Task to carry out => Pull out every line below that contains the word "data".

--- start Given information ---

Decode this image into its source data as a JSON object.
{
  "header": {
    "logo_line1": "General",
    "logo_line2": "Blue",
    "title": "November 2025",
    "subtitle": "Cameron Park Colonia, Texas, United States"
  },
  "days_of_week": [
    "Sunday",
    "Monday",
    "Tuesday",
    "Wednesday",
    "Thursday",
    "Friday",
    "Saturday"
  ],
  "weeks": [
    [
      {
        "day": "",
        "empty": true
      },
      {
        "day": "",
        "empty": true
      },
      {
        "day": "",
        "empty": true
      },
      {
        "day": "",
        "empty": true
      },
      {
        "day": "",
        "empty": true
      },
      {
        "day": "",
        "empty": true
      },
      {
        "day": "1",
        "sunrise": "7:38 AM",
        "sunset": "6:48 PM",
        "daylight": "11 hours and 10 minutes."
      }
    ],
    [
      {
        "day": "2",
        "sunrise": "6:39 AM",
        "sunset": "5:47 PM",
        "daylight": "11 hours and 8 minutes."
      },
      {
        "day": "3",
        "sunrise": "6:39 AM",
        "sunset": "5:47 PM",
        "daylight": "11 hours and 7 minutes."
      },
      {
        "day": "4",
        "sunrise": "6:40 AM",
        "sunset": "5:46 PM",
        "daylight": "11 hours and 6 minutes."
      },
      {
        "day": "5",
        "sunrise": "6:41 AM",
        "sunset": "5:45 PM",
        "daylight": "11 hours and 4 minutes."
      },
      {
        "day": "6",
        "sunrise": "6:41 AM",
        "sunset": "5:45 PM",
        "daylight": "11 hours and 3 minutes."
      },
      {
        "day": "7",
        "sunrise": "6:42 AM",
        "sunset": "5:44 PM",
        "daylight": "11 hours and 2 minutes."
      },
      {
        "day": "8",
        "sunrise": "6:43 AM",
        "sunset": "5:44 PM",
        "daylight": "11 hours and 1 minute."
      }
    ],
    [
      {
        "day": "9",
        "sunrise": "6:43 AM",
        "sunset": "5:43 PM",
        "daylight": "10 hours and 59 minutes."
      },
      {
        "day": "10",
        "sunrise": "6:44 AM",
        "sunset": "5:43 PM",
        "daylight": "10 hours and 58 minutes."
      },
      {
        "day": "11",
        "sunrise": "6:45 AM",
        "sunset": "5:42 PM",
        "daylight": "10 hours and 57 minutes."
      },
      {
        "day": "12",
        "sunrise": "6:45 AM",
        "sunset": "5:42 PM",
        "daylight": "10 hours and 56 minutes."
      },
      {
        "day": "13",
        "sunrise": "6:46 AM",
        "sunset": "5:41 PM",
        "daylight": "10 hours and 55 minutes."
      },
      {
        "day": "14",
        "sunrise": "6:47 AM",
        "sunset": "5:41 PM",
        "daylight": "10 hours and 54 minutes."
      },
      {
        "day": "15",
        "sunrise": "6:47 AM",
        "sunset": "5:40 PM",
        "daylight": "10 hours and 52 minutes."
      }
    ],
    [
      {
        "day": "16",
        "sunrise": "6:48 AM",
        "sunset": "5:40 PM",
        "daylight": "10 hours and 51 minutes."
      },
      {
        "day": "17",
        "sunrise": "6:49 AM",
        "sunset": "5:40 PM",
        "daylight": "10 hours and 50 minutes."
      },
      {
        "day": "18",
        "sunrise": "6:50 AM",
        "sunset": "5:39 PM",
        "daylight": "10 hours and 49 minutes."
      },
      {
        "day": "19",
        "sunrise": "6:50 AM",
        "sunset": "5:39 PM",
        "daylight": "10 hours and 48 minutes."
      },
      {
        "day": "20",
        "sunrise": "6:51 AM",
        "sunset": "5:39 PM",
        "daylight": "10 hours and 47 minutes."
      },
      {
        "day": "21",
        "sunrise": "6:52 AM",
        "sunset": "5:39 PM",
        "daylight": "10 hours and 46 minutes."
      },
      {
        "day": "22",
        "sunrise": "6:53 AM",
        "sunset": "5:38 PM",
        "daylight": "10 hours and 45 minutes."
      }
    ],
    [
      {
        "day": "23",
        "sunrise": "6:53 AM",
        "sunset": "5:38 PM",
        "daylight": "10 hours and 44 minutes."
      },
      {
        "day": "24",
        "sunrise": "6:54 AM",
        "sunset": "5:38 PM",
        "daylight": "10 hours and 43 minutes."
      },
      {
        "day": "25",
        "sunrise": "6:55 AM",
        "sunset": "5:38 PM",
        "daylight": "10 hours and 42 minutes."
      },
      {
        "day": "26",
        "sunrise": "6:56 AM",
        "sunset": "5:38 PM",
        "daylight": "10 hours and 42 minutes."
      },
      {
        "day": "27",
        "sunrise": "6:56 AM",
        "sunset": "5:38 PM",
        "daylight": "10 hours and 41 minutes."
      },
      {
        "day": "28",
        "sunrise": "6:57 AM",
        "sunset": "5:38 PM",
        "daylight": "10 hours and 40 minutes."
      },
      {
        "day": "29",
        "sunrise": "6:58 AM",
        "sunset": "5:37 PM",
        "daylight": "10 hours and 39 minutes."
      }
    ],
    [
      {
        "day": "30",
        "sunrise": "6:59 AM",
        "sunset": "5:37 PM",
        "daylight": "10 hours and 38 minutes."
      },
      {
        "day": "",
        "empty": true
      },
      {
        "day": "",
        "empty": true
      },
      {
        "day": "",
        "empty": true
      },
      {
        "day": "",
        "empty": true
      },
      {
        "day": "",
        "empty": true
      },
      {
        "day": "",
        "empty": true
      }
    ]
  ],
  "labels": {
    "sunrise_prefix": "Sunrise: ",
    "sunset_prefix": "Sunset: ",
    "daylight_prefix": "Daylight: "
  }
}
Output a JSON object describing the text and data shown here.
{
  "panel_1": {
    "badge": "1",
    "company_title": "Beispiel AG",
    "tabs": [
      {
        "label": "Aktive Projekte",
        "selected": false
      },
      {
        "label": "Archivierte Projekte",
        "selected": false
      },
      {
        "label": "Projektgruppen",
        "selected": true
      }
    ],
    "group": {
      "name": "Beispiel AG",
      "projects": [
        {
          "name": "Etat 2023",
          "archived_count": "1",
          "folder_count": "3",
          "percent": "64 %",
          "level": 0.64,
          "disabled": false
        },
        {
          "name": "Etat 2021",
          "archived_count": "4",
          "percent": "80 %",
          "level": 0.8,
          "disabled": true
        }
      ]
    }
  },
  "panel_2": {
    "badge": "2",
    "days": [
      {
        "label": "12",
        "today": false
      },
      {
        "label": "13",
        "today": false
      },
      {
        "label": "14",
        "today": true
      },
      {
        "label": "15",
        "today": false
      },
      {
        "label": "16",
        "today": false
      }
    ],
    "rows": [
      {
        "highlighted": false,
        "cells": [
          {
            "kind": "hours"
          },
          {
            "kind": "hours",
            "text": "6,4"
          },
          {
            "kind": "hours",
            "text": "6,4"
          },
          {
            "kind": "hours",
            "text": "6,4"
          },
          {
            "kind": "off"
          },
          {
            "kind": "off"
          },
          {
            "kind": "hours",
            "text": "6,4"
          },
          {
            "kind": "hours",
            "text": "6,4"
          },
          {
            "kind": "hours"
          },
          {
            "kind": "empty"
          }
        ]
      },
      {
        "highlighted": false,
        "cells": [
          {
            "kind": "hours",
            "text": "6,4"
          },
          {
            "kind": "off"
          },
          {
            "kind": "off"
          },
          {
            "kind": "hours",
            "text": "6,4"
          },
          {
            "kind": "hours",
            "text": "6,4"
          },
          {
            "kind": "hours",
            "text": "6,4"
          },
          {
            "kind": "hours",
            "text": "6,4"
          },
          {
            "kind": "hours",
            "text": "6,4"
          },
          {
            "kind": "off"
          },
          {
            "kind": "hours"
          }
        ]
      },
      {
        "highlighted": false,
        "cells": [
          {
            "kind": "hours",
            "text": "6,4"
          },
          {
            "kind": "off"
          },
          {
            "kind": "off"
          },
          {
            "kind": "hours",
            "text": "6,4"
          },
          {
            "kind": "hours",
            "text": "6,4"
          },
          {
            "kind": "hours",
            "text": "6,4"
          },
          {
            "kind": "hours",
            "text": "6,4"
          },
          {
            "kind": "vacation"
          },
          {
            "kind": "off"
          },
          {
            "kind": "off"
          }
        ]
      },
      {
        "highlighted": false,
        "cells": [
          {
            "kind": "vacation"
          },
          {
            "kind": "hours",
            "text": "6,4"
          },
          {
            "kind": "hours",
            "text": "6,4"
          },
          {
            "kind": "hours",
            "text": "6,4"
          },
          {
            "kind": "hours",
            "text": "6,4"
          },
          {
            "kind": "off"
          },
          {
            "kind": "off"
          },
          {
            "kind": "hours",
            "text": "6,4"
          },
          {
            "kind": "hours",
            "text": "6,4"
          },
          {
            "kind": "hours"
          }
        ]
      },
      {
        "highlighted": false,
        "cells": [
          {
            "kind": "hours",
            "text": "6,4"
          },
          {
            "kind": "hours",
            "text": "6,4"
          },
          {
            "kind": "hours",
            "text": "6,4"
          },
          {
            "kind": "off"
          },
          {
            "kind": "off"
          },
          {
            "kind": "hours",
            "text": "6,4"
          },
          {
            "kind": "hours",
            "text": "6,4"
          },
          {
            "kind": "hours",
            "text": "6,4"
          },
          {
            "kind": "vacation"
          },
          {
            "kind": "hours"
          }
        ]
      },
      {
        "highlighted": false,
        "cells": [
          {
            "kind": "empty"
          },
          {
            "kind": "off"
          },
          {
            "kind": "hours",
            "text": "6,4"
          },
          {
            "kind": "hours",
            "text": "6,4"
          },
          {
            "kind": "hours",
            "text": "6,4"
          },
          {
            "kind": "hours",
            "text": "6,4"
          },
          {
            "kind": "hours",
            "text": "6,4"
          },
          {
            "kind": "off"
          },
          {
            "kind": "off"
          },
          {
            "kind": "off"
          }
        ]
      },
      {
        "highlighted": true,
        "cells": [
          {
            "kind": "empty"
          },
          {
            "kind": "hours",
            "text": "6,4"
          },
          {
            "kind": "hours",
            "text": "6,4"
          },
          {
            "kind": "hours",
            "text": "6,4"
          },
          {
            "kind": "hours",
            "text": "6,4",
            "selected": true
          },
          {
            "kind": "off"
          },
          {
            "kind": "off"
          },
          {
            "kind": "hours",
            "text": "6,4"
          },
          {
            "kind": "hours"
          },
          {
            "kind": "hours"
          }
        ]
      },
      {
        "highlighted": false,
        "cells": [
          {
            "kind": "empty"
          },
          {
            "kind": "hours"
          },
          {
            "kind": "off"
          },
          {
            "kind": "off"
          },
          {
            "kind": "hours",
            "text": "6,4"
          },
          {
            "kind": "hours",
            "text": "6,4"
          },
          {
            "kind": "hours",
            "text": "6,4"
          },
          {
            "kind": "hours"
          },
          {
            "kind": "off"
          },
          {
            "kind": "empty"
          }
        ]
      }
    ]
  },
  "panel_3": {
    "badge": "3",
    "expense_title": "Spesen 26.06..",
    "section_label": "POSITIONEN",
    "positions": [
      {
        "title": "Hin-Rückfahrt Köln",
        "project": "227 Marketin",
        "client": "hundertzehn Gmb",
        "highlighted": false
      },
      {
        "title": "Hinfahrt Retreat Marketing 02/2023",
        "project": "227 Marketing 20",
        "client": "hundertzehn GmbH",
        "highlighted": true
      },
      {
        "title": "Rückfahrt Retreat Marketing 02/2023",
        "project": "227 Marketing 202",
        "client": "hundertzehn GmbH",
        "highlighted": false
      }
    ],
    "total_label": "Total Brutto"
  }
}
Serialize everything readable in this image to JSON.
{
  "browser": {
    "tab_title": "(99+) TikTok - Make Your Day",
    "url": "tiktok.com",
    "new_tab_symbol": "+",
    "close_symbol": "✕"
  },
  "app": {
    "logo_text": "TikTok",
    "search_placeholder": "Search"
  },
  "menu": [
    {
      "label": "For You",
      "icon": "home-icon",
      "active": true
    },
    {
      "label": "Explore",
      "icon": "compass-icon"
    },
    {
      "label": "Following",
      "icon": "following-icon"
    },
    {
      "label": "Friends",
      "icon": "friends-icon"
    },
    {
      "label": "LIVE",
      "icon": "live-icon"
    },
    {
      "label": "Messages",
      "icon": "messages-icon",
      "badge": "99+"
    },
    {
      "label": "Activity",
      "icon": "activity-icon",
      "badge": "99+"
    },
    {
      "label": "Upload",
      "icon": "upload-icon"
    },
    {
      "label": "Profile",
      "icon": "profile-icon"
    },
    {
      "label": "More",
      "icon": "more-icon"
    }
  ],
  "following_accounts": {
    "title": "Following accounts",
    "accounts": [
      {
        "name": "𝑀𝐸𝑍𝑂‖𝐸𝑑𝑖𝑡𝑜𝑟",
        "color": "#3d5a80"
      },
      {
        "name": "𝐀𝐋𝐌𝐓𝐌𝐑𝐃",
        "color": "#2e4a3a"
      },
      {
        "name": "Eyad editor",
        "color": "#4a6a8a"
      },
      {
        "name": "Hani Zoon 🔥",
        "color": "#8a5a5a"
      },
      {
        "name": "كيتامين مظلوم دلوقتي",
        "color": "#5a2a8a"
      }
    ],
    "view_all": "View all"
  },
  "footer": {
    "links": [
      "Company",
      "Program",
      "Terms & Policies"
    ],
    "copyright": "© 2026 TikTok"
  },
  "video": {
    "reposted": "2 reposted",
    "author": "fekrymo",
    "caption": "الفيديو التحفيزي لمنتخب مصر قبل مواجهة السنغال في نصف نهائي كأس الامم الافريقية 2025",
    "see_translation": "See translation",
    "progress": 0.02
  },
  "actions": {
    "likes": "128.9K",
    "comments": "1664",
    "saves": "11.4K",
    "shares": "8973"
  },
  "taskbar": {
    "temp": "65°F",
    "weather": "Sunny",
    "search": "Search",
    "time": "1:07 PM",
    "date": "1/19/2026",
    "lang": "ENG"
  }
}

--- end Given information ---

Task answer =>
Decode this image into its source data as a JSON object.
Output a JSON object describing the text and data shown here.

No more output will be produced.